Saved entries
──────
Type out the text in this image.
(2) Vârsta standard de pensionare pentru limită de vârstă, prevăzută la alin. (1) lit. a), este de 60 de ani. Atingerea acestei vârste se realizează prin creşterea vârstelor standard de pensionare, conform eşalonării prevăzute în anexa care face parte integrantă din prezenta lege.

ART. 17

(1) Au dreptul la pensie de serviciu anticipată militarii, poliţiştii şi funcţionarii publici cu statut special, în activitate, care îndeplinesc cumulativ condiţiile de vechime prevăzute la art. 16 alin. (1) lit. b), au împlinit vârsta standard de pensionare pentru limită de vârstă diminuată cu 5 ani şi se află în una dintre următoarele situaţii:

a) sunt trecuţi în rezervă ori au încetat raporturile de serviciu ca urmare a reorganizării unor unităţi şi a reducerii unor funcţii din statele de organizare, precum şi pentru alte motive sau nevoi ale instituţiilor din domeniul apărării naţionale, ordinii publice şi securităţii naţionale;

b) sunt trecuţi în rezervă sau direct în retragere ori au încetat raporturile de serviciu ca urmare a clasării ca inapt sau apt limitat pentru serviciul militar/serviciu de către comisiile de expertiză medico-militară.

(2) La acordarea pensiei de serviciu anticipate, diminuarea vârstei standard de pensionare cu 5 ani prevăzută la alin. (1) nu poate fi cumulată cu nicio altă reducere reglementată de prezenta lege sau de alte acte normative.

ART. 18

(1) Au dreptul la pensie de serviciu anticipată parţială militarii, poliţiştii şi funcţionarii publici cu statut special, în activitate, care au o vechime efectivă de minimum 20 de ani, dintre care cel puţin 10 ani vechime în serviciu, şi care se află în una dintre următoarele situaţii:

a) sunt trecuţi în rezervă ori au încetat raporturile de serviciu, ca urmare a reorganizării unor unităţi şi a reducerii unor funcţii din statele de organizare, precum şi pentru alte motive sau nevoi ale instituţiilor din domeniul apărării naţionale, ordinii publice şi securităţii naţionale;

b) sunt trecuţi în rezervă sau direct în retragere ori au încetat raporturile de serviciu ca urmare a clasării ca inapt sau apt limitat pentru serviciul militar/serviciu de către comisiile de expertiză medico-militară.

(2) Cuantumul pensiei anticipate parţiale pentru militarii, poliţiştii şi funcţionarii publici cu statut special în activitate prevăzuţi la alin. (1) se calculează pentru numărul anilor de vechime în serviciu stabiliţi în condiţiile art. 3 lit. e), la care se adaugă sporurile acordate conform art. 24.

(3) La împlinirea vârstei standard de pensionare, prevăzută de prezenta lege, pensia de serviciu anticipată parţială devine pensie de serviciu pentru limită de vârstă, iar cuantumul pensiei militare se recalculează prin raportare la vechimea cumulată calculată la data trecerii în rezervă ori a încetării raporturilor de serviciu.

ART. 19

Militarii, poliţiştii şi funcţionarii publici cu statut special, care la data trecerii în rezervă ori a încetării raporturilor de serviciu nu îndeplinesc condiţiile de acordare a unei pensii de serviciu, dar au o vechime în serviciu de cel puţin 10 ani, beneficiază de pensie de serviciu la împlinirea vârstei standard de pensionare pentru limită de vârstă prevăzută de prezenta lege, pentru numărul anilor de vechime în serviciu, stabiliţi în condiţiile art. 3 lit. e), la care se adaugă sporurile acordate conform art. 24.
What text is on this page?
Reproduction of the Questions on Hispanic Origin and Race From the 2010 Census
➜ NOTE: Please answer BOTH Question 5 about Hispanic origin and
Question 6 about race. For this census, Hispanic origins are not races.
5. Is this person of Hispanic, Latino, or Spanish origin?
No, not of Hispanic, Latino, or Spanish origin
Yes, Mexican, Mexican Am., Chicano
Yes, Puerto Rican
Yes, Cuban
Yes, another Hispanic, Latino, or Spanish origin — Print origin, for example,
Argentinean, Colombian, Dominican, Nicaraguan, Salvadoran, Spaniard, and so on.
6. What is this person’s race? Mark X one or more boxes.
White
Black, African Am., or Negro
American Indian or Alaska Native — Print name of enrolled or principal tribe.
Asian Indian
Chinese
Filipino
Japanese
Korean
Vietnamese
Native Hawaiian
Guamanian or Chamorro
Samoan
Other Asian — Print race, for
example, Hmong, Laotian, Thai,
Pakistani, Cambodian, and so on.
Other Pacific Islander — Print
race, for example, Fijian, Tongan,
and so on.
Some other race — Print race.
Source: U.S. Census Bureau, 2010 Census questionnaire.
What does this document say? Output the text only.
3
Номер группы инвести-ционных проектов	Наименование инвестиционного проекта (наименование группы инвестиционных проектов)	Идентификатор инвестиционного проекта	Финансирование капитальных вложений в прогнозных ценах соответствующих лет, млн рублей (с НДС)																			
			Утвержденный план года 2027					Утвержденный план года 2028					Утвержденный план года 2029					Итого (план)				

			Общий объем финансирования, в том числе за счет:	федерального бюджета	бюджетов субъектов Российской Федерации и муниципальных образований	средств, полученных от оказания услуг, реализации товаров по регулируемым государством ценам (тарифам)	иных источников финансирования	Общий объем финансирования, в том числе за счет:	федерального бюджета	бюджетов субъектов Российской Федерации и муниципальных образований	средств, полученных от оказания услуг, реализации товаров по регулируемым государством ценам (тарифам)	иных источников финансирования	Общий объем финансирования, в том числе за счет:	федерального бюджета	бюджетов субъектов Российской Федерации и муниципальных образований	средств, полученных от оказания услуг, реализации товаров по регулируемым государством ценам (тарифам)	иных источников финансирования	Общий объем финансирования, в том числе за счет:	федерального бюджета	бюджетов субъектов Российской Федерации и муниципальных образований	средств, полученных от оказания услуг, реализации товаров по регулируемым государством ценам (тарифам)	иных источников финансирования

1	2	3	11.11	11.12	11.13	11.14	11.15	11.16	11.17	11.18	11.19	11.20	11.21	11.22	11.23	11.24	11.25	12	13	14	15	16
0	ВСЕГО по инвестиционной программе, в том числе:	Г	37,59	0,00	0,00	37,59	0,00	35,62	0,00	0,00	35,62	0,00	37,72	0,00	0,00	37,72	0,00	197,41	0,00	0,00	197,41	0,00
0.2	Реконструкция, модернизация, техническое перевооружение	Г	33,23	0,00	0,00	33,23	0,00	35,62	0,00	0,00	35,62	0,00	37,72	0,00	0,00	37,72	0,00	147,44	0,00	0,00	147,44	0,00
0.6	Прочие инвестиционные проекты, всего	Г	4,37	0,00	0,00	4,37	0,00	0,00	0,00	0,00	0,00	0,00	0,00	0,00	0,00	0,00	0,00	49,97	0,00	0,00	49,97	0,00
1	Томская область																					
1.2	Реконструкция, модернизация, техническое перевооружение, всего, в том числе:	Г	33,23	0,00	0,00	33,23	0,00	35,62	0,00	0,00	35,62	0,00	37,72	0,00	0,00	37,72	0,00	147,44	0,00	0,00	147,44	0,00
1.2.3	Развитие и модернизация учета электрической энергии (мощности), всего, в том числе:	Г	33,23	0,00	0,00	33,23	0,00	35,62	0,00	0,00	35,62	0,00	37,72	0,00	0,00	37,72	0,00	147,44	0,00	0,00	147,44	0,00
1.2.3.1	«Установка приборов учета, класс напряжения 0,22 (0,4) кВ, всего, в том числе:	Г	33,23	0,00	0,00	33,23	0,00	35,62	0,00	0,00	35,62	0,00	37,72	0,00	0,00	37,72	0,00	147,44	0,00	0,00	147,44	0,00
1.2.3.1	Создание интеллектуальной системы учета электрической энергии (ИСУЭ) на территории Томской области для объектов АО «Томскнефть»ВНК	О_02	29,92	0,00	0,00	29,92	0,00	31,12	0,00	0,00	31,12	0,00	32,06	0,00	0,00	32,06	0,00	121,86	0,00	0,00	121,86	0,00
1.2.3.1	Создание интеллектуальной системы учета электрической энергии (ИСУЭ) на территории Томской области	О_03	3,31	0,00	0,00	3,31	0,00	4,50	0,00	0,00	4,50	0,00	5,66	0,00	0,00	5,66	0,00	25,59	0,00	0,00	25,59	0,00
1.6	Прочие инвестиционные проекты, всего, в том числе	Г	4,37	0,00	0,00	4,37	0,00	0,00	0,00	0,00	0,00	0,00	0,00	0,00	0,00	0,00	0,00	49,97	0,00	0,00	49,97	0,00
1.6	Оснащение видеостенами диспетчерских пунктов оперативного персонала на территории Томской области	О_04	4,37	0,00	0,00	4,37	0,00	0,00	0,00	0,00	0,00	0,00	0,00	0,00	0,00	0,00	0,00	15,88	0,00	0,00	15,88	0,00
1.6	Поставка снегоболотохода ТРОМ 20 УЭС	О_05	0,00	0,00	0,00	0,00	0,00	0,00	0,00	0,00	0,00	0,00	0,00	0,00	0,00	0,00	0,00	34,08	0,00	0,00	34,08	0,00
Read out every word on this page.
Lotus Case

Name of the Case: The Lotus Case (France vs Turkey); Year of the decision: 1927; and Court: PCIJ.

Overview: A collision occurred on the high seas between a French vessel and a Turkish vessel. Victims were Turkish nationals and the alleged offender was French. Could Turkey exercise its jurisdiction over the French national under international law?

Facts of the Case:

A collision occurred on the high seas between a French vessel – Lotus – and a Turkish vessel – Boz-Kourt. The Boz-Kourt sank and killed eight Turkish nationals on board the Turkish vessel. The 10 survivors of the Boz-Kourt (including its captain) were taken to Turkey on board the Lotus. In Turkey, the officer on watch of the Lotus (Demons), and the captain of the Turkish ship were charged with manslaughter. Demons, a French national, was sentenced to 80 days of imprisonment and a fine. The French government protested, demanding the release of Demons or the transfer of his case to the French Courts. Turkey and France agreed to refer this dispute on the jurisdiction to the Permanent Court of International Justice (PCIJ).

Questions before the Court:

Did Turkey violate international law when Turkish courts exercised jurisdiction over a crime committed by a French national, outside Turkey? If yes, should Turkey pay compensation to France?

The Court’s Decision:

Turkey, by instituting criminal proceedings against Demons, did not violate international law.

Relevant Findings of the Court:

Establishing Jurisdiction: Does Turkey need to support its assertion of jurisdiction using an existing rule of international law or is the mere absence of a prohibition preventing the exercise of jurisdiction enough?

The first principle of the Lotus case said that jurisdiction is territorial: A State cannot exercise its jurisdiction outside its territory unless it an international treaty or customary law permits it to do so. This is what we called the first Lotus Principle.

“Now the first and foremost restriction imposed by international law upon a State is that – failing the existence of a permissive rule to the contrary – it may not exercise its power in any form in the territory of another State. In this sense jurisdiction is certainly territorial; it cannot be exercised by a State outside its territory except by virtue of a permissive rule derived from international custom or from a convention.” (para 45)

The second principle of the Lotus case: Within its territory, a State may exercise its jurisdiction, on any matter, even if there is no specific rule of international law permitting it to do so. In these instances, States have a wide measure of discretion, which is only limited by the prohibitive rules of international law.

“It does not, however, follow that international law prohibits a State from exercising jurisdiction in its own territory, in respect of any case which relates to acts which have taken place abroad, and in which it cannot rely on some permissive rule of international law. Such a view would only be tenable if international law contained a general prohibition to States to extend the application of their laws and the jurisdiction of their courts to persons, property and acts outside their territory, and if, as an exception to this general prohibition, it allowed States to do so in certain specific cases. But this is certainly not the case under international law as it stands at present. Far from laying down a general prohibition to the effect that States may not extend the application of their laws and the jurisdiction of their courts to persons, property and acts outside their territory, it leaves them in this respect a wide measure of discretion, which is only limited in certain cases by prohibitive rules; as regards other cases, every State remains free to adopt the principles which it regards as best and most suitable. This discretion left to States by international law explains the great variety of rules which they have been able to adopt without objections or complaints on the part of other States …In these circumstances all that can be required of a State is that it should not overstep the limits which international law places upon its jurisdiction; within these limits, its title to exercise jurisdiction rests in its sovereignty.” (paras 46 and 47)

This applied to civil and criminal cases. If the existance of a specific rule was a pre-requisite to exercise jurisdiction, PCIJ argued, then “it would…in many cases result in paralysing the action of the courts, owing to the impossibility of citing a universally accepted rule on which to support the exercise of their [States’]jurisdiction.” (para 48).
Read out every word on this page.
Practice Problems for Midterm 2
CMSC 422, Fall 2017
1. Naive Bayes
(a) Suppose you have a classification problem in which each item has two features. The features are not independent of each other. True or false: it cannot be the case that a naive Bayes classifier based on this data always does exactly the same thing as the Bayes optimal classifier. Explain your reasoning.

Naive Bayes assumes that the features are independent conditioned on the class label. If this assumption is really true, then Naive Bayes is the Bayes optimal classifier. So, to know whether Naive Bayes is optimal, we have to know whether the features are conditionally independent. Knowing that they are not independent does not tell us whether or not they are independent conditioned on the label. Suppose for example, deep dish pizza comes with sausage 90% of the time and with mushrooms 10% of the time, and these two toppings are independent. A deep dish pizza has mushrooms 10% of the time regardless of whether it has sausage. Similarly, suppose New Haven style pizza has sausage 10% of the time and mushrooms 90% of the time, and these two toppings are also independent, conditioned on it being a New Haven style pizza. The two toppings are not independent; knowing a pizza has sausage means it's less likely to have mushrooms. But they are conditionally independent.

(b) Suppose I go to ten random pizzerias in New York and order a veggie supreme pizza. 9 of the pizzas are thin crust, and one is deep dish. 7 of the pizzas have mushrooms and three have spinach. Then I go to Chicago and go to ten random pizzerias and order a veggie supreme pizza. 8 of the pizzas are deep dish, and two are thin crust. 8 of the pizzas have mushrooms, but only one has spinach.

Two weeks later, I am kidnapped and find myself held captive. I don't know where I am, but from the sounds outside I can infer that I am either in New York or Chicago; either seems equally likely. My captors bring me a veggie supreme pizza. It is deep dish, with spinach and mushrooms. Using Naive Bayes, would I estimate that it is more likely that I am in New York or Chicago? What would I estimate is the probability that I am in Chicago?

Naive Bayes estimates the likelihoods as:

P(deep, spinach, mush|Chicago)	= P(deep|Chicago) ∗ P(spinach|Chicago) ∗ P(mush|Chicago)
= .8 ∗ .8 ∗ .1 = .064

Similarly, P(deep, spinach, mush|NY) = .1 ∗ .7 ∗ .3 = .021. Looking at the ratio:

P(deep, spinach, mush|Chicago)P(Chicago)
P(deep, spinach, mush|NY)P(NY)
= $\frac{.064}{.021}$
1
──────
_GIVEN INSTRUCTION_. Search the records for the word "standard". Copy every line that has it.

_OUTPUT BELOW_.
(2) Vârsta standard de pensionare pentru limită de vârstă, prevăzută la alin. (1) lit. a), este de 60 de ani. Atingerea acestei vârste se realizează prin creşterea vârstelor standard de pensionare, conform eşalonării prevăzute în anexa care face parte integrantă din prezenta lege.
(1) Au dreptul la pensie de serviciu anticipată militarii, poliţiştii şi funcţionarii publici cu statut special, în activitate, care îndeplinesc cumulativ condiţiile de vechime prevăzute la art. 16 alin. (1) lit. b), au împlinit vârsta standard de pensionare pentru limită de vârstă diminuată cu 5 ani şi se află în una dintre următoarele situaţii:
(2) La acordarea pensiei de serviciu anticipate, diminuarea vârstei standard de pensionare cu 5 ani prevăzută la alin. (1) nu poate fi cumulată cu nicio altă reducere reglementată de prezenta lege sau de alte acte normative.
(3) La împlinirea vârstei standard de pensionare, prevăzută de prezenta lege, pensia de serviciu anticipată parţială devine pensie de serviciu pentru limită de vârstă, iar cuantumul pensiei militare se recalculează prin raportare la vechimea cumulată calculată la data trecerii în rezervă ori a încetării raporturilor de serviciu.
Militarii, poliţiştii şi funcţionarii publici cu statut special, care la data trecerii în rezervă ori a încetării raporturilor de serviciu nu îndeplinesc condiţiile de acordare a unei pensii de serviciu, dar au o vechime în serviciu de cel puţin 10 ani, beneficiază de pensie de serviciu la împlinirea vârstei standard de pensionare pentru limită de vârstă prevăzută de prezenta lege, pentru numărul anilor de vechime în serviciu, stabiliţi în condiţiile art. 3 lit. e), la care se adaugă sporurile acordate conform art. 24.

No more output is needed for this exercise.